**Description of the task**
Print all of the data exactly as written.

[Start of Information provided]

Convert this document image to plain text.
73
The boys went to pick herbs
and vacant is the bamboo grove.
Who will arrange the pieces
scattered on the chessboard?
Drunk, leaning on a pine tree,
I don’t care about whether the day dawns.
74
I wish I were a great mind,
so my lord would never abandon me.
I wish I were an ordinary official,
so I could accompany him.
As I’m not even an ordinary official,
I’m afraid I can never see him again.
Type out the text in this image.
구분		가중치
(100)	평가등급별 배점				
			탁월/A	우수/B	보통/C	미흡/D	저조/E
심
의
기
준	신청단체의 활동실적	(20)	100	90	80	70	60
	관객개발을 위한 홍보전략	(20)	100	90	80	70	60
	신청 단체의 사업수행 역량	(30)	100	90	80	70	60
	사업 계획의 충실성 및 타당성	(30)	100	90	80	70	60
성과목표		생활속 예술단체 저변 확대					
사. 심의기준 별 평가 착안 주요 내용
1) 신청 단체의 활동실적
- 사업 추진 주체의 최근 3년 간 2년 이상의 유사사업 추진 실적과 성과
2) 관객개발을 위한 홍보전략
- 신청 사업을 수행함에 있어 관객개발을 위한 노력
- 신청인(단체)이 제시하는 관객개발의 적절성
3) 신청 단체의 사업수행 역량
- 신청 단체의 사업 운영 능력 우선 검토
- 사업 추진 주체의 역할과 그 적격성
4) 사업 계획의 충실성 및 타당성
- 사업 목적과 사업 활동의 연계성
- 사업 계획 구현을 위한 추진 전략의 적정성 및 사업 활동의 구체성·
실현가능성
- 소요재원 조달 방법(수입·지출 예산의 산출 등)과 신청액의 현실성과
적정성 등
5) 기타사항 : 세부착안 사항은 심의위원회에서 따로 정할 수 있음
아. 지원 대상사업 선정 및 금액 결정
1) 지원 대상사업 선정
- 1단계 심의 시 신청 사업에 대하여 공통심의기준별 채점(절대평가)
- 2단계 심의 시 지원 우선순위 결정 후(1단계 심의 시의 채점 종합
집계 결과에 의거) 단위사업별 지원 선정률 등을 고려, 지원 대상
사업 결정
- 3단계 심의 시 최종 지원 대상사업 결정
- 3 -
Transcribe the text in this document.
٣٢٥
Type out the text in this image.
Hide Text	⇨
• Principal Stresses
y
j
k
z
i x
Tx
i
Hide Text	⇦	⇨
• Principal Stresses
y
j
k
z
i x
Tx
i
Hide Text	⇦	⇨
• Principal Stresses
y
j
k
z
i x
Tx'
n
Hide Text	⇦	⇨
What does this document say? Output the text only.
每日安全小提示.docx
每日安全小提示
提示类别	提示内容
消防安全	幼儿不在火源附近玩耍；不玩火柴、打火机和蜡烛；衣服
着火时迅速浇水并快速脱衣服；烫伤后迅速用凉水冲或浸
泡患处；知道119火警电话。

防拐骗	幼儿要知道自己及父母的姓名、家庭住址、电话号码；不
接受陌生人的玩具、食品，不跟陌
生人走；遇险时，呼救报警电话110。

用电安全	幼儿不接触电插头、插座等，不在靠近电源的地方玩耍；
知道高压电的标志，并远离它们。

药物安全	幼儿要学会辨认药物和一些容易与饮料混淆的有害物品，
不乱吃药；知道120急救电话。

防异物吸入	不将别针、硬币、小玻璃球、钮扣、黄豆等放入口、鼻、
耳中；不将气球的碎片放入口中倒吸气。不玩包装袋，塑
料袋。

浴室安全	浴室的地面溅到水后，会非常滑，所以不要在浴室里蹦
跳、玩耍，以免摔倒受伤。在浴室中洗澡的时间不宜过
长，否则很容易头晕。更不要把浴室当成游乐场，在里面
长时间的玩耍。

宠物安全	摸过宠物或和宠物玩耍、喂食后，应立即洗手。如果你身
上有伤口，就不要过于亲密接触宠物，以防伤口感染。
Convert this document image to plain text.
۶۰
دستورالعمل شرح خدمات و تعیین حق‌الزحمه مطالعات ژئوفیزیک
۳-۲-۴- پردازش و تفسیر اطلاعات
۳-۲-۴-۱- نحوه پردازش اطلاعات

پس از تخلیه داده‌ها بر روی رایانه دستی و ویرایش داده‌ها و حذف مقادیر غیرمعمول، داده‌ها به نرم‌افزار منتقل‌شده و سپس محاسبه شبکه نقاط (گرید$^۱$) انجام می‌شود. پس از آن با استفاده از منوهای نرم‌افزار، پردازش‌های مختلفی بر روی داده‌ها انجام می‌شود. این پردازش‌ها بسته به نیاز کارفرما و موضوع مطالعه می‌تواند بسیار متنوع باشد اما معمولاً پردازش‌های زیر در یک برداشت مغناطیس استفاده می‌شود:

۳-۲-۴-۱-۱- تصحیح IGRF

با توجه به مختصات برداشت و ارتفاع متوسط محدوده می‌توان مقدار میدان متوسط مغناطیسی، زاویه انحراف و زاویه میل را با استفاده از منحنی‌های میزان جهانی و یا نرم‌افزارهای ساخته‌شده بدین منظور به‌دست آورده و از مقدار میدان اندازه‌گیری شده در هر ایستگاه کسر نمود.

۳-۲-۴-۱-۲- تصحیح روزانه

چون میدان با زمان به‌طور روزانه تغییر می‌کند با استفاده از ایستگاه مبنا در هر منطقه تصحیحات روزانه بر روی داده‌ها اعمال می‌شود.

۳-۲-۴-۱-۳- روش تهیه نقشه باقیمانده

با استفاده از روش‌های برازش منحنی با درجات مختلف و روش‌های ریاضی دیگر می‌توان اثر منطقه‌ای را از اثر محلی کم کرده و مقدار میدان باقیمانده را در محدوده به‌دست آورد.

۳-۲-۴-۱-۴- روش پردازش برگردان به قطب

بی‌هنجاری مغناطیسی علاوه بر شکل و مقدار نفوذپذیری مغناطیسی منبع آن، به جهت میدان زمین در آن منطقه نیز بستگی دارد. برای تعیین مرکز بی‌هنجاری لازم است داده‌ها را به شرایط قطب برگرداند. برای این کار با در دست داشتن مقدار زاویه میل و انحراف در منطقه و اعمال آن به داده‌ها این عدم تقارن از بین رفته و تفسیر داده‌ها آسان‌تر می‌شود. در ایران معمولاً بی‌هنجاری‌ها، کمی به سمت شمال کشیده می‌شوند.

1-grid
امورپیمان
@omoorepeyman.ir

[End of Information provided]

**Worked solution**
Convert this document image to plain text.
73
The boys went to pick herbs
and vacant is the bamboo grove.
Who will arrange the pieces
scattered on the chessboard?
Drunk, leaning on a pine tree,
I don’t care about whether the day dawns.
74
I wish I were a great mind,
so my lord would never abandon me.
I wish I were an ordinary official,
so I could accompany him.
As I’m not even an ordinary official,
I’m afraid I can never see him again.
Type out the text in this image.
구분		가중치
(100)	평가등급별 배점				
			탁월/A	우수/B	보통/C	미흡/D	저조/E
심
의
기
준	신청단체의 활동실적	(20)	100	90	80	70	60
	관객개발을 위한 홍보전략	(20)	100	90	80	70	60
	신청 단체의 사업수행 역량	(30)	100	90	80	70	60
	사업 계획의 충실성 및 타당성	(30)	100	90	80	70	60
성과목표		생활속 예술단체 저변 확대					
사. 심의기준 별 평가 착안 주요 내용
1) 신청 단체의 활동실적
- 사업 추진 주체의 최근 3년 간 2년 이상의 유사사업 추진 실적과 성과
2) 관객개발을 위한 홍보전략
- 신청 사업을 수행함에 있어 관객개발을 위한 노력
- 신청인(단체)이 제시하는 관객개발의 적절성
3) 신청 단체의 사업수행 역량
- 신청 단체의 사업 운영 능력 우선 검토
- 사업 추진 주체의 역할과 그 적격성
4) 사업 계획의 충실성 및 타당성
- 사업 목적과 사업 활동의 연계성
- 사업 계획 구현을 위한 추진 전략의 적정성 및 사업 활동의 구체성·
실현가능성
- 소요재원 조달 방법(수입·지출 예산의 산출 등)과 신청액의 현실성과
적정성 등
5) 기타사항 : 세부착안 사항은 심의위원회에서 따로 정할 수 있음
아. 지원 대상사업 선정 및 금액 결정
1) 지원 대상사업 선정
- 1단계 심의 시 신청 사업에 대하여 공통심의기준별 채점(절대평가)
- 2단계 심의 시 지원 우선순위 결정 후(1단계 심의 시의 채점 종합
집계 결과에 의거) 단위사업별 지원 선정률 등을 고려, 지원 대상
사업 결정
- 3단계 심의 시 최종 지원 대상사업 결정
- 3 -
Transcribe the text in this document.
٣٢٥
Type out the text in this image.
Hide Text	⇨
• Principal Stresses
y
j
k
z
i x
Tx
i
Hide Text	⇦	⇨
• Principal Stresses
y
j
k
z
i x
Tx
i
Hide Text	⇦	⇨
• Principal Stresses
y
j
k
z
i x
Tx'
n
Hide Text	⇦	⇨
What does this document say? Output the text only.
每日安全小提示.docx
每日安全小提示
提示类别	提示内容
消防安全	幼儿不在火源附近玩耍；不玩火柴、打火机和蜡烛；衣服
着火时迅速浇水并快速脱衣服；烫伤后迅速用凉水冲或浸
泡患处；知道119火警电话。

防拐骗	幼儿要知道自己及父母的姓名、家庭住址、电话号码；不
接受陌生人的玩具、食品，不跟陌
生人走；遇险时，呼救报警电话110。

用电安全	幼儿不接触电插头、插座等，不在靠近电源的地方玩耍；
知道高压电的标志，并远离它们。

药物安全	幼儿要学会辨认药物和一些容易与饮料混淆的有害物品，
不乱吃药；知道120急救电话。

防异物吸入	不将别针、硬币、小玻璃球、钮扣、黄豆等放入口、鼻、
耳中；不将气球的碎片放入口中倒吸气。不玩包装袋，塑
料袋。

浴室安全	浴室的地面溅到水后，会非常滑，所以不要在浴室里蹦
跳、玩耍，以免摔倒受伤。在浴室中洗澡的时间不宜过
长，否则很容易头晕。更不要把浴室当成游乐场，在里面
长时间的玩耍。

宠物安全	摸过宠物或和宠物玩耍、喂食后，应立即洗手。如果你身
上有伤口，就不要过于亲密接触宠物，以防伤口感染。
Convert this document image to plain text.
۶۰
دستورالعمل شرح خدمات و تعیین حق‌الزحمه مطالعات ژئوفیزیک
۳-۲-۴- پردازش و تفسیر اطلاعات
۳-۲-۴-۱- نحوه پردازش اطلاعات

پس از تخلیه داده‌ها بر روی رایانه دستی و ویرایش داده‌ها و حذف مقادیر غیرمعمول، داده‌ها به نرم‌افزار منتقل‌شده و سپس محاسبه شبکه نقاط (گرید$^۱$) انجام می‌شود. پس از آن با استفاده از منوهای نرم‌افزار، پردازش‌های مختلفی بر روی داده‌ها انجام می‌شود. این پردازش‌ها بسته به نیاز کارفرما و موضوع مطالعه می‌تواند بسیار متنوع باشد اما معمولاً پردازش‌های زیر در یک برداشت مغناطیس استفاده می‌شود:

۳-۲-۴-۱-۱- تصحیح IGRF

با توجه به مختصات برداشت و ارتفاع متوسط محدوده می‌توان مقدار میدان متوسط مغناطیسی، زاویه انحراف و زاویه میل را با استفاده از منحنی‌های میزان جهانی و یا نرم‌افزارهای ساخته‌شده بدین منظور به‌دست آورده و از مقدار میدان اندازه‌گیری شده در هر ایستگاه کسر نمود.

۳-۲-۴-۱-۲- تصحیح روزانه

چون میدان با زمان به‌طور روزانه تغییر می‌کند با استفاده از ایستگاه مبنا در هر منطقه تصحیحات روزانه بر روی داده‌ها اعمال می‌شود.

۳-۲-۴-۱-۳- روش تهیه نقشه باقیمانده

با استفاده از روش‌های برازش منحنی با درجات مختلف و روش‌های ریاضی دیگر می‌توان اثر منطقه‌ای را از اثر محلی کم کرده و مقدار میدان باقیمانده را در محدوده به‌دست آورد.

۳-۲-۴-۱-۴- روش پردازش برگردان به قطب

بی‌هنجاری مغناطیسی علاوه بر شکل و مقدار نفوذپذیری مغناطیسی منبع آن، به جهت میدان زمین در آن منطقه نیز بستگی دارد. برای تعیین مرکز بی‌هنجاری لازم است داده‌ها را به شرایط قطب برگرداند. برای این کار با در دست داشتن مقدار زاویه میل و انحراف در منطقه و اعمال آن به داده‌ها این عدم تقارن از بین رفته و تفسیر داده‌ها آسان‌تر می‌شود. در ایران معمولاً بی‌هنجاری‌ها، کمی به سمت شمال کشیده می‌شوند.

1-grid
امورپیمان
@omoorepeyman.ir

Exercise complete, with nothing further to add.